### YOUR OBJECTIVE
All of the material below is to be restated word for word, apart from the pictures.

### Figure collection entries
┄┄┄┄┄┄┄┄┄┄

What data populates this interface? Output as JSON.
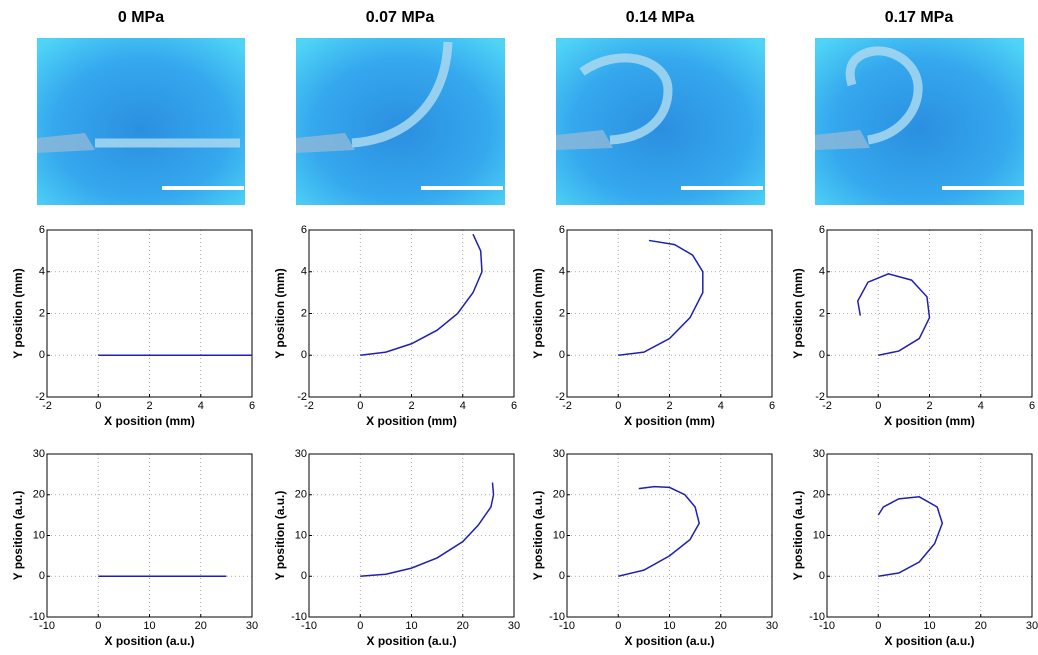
{
  "column_titles": [
    "0 MPa",
    "0.07 MPa",
    "0.14 MPa",
    "0.17 MPa"
  ],
  "chart_data": [
    {
      "type": "line",
      "xlabel": "X position (mm)",
      "ylabel": "Y position (mm)",
      "xlim": [
        -2,
        6
      ],
      "ylim": [
        -2,
        6
      ],
      "xticks": [
        -2,
        0,
        2,
        4,
        6
      ],
      "yticks": [
        -2,
        0,
        2,
        4,
        6
      ],
      "grid": true,
      "series": [
        {
          "color": "#1f1fb4",
          "x": [
            0,
            6
          ],
          "values": [
            0,
            0
          ]
        }
      ]
    },
    {
      "type": "line",
      "xlabel": "X position (mm)",
      "ylabel": "Y position (mm)",
      "xlim": [
        -2,
        6
      ],
      "ylim": [
        -2,
        6
      ],
      "xticks": [
        -2,
        0,
        2,
        4,
        6
      ],
      "yticks": [
        -2,
        0,
        2,
        4,
        6
      ],
      "grid": true,
      "series": [
        {
          "color": "#1f1fb4",
          "x": [
            0,
            1,
            2,
            3,
            3.8,
            4.4,
            4.75,
            4.7,
            4.4
          ],
          "values": [
            0,
            0.15,
            0.55,
            1.2,
            2,
            3,
            4,
            5,
            5.8
          ]
        }
      ]
    },
    {
      "type": "line",
      "xlabel": "X position (mm)",
      "ylabel": "Y position (mm)",
      "xlim": [
        -2,
        6
      ],
      "ylim": [
        -2,
        6
      ],
      "xticks": [
        -2,
        0,
        2,
        4,
        6
      ],
      "yticks": [
        -2,
        0,
        2,
        4,
        6
      ],
      "grid": true,
      "series": [
        {
          "color": "#1f1fb4",
          "x": [
            0,
            1,
            2,
            2.8,
            3.3,
            3.3,
            2.9,
            2.2,
            1.2
          ],
          "values": [
            0,
            0.15,
            0.8,
            1.8,
            3,
            4,
            4.8,
            5.3,
            5.5
          ]
        }
      ]
    },
    {
      "type": "line",
      "xlabel": "X position (mm)",
      "ylabel": "Y position (mm)",
      "xlim": [
        -2,
        6
      ],
      "ylim": [
        -2,
        6
      ],
      "xticks": [
        -2,
        0,
        2,
        4,
        6
      ],
      "yticks": [
        -2,
        0,
        2,
        4,
        6
      ],
      "grid": true,
      "series": [
        {
          "color": "#1f1fb4",
          "x": [
            0,
            0.8,
            1.6,
            2,
            1.9,
            1.3,
            0.4,
            -0.4,
            -0.8,
            -0.7
          ],
          "values": [
            0,
            0.2,
            0.8,
            1.8,
            2.8,
            3.6,
            3.9,
            3.5,
            2.6,
            1.9
          ]
        }
      ]
    },
    {
      "type": "line",
      "xlabel": "X position (a.u.)",
      "ylabel": "Y position (a.u.)",
      "xlim": [
        -10,
        30
      ],
      "ylim": [
        -10,
        30
      ],
      "xticks": [
        -10,
        0,
        10,
        20,
        30
      ],
      "yticks": [
        -10,
        0,
        10,
        20,
        30
      ],
      "grid": true,
      "series": [
        {
          "color": "#1f1fb4",
          "x": [
            0,
            25
          ],
          "values": [
            0,
            0
          ]
        }
      ]
    },
    {
      "type": "line",
      "xlabel": "X position (a.u.)",
      "ylabel": "Y position (a.u.)",
      "xlim": [
        -10,
        30
      ],
      "ylim": [
        -10,
        30
      ],
      "xticks": [
        -10,
        0,
        10,
        20,
        30
      ],
      "yticks": [
        -10,
        0,
        10,
        20,
        30
      ],
      "grid": true,
      "series": [
        {
          "color": "#1f1fb4",
          "x": [
            0,
            5,
            10,
            15,
            20,
            23,
            25.5,
            26,
            25.8
          ],
          "values": [
            0,
            0.5,
            2,
            4.5,
            8.5,
            12.5,
            17,
            20,
            23
          ]
        }
      ]
    },
    {
      "type": "line",
      "xlabel": "X position (a.u.)",
      "ylabel": "Y position (a.u.)",
      "xlim": [
        -10,
        30
      ],
      "ylim": [
        -10,
        30
      ],
      "xticks": [
        -10,
        0,
        10,
        20,
        30
      ],
      "yticks": [
        -10,
        0,
        10,
        20,
        30
      ],
      "grid": true,
      "series": [
        {
          "color": "#1f1fb4",
          "x": [
            0,
            5,
            10,
            14,
            15.8,
            15,
            13,
            10,
            7,
            4
          ],
          "values": [
            0,
            1.5,
            5,
            9,
            13,
            17,
            20,
            21.8,
            22,
            21.5
          ]
        }
      ]
    },
    {
      "type": "line",
      "xlabel": "X position (a.u.)",
      "ylabel": "Y position (a.u.)",
      "xlim": [
        -10,
        30
      ],
      "ylim": [
        -10,
        30
      ],
      "xticks": [
        -10,
        0,
        10,
        20,
        30
      ],
      "yticks": [
        -10,
        0,
        10,
        20,
        30
      ],
      "grid": true,
      "series": [
        {
          "color": "#1f1fb4",
          "x": [
            0,
            4,
            8,
            11,
            12.5,
            11.5,
            8,
            4,
            1,
            0
          ],
          "values": [
            0,
            0.8,
            3.5,
            8,
            13,
            17,
            19.5,
            19,
            17,
            15
          ]
        }
      ]
    }
  ]
}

┄┄┄┄┄┄┄┄┄┄

### ANSWER TO THE PROBLEM
What data populates this interface? Output as JSON.
{
  "column_titles": [
    "0 MPa",
    "0.07 MPa",
    "0.14 MPa",
    "0.17 MPa"
  ],
  "chart_data": [
    {
      "type": "line",
      "xlabel": "X position (mm)",
      "ylabel": "Y position (mm)",
      "xlim": [
        -2,
        6
      ],
      "ylim": [
        -2,
        6
      ],
      "xticks": [
        -2,
        0,
        2,
        4,
        6
      ],
      "yticks": [
        -2,
        0,
        2,
        4,
        6
      ],
      "grid": true,
      "series": [
        {
          "color": "#1f1fb4",
          "x": [
            0,
            6
          ],
          "values": [
            0,
            0
          ]
        }
      ]
    },
    {
      "type": "line",
      "xlabel": "X position (mm)",
      "ylabel": "Y position (mm)",
      "xlim": [
        -2,
        6
      ],
      "ylim": [
        -2,
        6
      ],
      "xticks": [
        -2,
        0,
        2,
        4,
        6
      ],
      "yticks": [
        -2,
        0,
        2,
        4,
        6
      ],
      "grid": true,
      "series": [
        {
          "color": "#1f1fb4",
          "x": [
            0,
            1,
            2,
            3,
            3.8,
            4.4,
            4.75,
            4.7,
            4.4
          ],
          "values": [
            0,
            0.15,
            0.55,
            1.2,
            2,
            3,
            4,
            5,
            5.8
          ]
        }
      ]
    },
    {
      "type": "line",
      "xlabel": "X position (mm)",
      "ylabel": "Y position (mm)",
      "xlim": [
        -2,
        6
      ],
      "ylim": [
        -2,
        6
      ],
      "xticks": [
        -2,
        0,
        2,
        4,
        6
      ],
      "yticks": [
        -2,
        0,
        2,
        4,
        6
      ],
      "grid": true,
      "series": [
        {
          "color": "#1f1fb4",
          "x": [
            0,
            1,
            2,
            2.8,
            3.3,
            3.3,
            2.9,
            2.2,
            1.2
          ],
          "values": [
            0,
            0.15,
            0.8,
            1.8,
            3,
            4,
            4.8,
            5.3,
            5.5
          ]
        }
      ]
    },
    {
      "type": "line",
      "xlabel": "X position (mm)",
      "ylabel": "Y position (mm)",
      "xlim": [
        -2,
        6
      ],
      "ylim": [
        -2,
        6
      ],
      "xticks": [
        -2,
        0,
        2,
        4,
        6
      ],
      "yticks": [
        -2,
        0,
        2,
        4,
        6
      ],
      "grid": true,
      "series": [
        {
          "color": "#1f1fb4",
          "x": [
            0,
            0.8,
            1.6,
            2,
            1.9,
            1.3,
            0.4,
            -0.4,
            -0.8,
            -0.7
          ],
          "values": [
            0,
            0.2,
            0.8,
            1.8,
            2.8,
            3.6,
            3.9,
            3.5,
            2.6,
            1.9
          ]
        }
      ]
    },
    {
      "type": "line",
      "xlabel": "X position (a.u.)",
      "ylabel": "Y position (a.u.)",
      "xlim": [
        -10,
        30
      ],
      "ylim": [
        -10,
        30
      ],
      "xticks": [
        -10,
        0,
        10,
        20,
        30
      ],
      "yticks": [
        -10,
        0,
        10,
        20,
        30
      ],
      "grid": true,
      "series": [
        {
          "color": "#1f1fb4",
          "x": [
            0,
            25
          ],
          "values": [
            0,
            0
          ]
        }
      ]
    },
    {
      "type": "line",
      "xlabel": "X position (a.u.)",
      "ylabel": "Y position (a.u.)",
      "xlim": [
        -10,
        30
      ],
      "ylim": [
        -10,
        30
      ],
      "xticks": [
        -10,
        0,
        10,
        20,
        30
      ],
      "yticks": [
        -10,
        0,
        10,
        20,
        30
      ],
      "grid": true,
      "series": [
        {
          "color": "#1f1fb4",
          "x": [
            0,
            5,
            10,
            15,
            20,
            23,
            25.5,
            26,
            25.8
          ],
          "values": [
            0,
            0.5,
            2,
            4.5,
            8.5,
            12.5,
            17,
            20,
            23
          ]
        }
      ]
    },
    {
      "type": "line",
      "xlabel": "X position (a.u.)",
      "ylabel": "Y position (a.u.)",
      "xlim": [
        -10,
        30
      ],
      "ylim": [
        -10,
        30
      ],
      "xticks": [
        -10,
        0,
        10,
        20,
        30
      ],
      "yticks": [
        -10,
        0,
        10,
        20,
        30
      ],
      "grid": true,
      "series": [
        {
          "color": "#1f1fb4",
          "x": [
            0,
            5,
            10,
            14,
            15.8,
            15,
            13,
            10,
            7,
            4
          ],
          "values": [
            0,
            1.5,
            5,
            9,
            13,
            17,
            20,
            21.8,
            22,
            21.5
          ]
        }
      ]
    },
    {
      "type": "line",
      "xlabel": "X position (a.u.)",
      "ylabel": "Y position (a.u.)",
      "xlim": [
        -10,
        30
      ],
      "ylim": [
        -10,
        30
      ],
      "xticks": [
        -10,
        0,
        10,
        20,
        30
      ],
      "yticks": [
        -10,
        0,
        10,
        20,
        30
      ],
      "grid": true,
      "series": [
        {
          "color": "#1f1fb4",
          "x": [
            0,
            4,
            8,
            11,
            12.5,
            11.5,
            8,
            4,
            1,
            0
          ],
          "values": [
            0,
            0.8,
            3.5,
            8,
            13,
            17,
            19.5,
            19,
            17,
            15
          ]
        }
      ]
    }
  ]
}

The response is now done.